> **What you are asked to do**: Go through the entries below and write each one out exactly.

> **Data supplied**:
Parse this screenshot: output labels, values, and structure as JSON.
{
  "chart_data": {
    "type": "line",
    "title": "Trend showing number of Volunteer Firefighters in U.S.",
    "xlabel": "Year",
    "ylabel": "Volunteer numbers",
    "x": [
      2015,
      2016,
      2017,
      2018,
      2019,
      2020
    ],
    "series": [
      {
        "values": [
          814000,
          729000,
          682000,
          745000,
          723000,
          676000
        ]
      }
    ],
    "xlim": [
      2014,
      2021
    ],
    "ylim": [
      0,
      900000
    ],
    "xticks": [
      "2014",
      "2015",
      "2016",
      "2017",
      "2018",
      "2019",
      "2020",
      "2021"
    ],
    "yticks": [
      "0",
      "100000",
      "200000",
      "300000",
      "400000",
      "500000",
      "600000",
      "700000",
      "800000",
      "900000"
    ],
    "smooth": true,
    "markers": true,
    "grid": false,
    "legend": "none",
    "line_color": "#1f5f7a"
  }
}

> **In response**:
Parse this screenshot: output labels, values, and structure as JSON.
{
  "chart_data": {
    "type": "line",
    "title": "Trend showing number of Volunteer Firefighters in U.S.",
    "xlabel": "Year",
    "ylabel": "Volunteer numbers",
    "x": [
      2015,
      2016,
      2017,
      2018,
      2019,
      2020
    ],
    "series": [
      {
        "values": [
          814000,
          729000,
          682000,
          745000,
          723000,
          676000
        ]
      }
    ],
    "xlim": [
      2014,
      2021
    ],
    "ylim": [
      0,
      900000
    ],
    "xticks": [
      "2014",
      "2015",
      "2016",
      "2017",
      "2018",
      "2019",
      "2020",
      "2021"
    ],
    "yticks": [
      "0",
      "100000",
      "200000",
      "300000",
      "400000",
      "500000",
      "600000",
      "700000",
      "800000",
      "900000"
    ],
    "smooth": true,
    "markers": true,
    "grid": false,
    "legend": "none",
    "line_color": "#1f5f7a"
  }
}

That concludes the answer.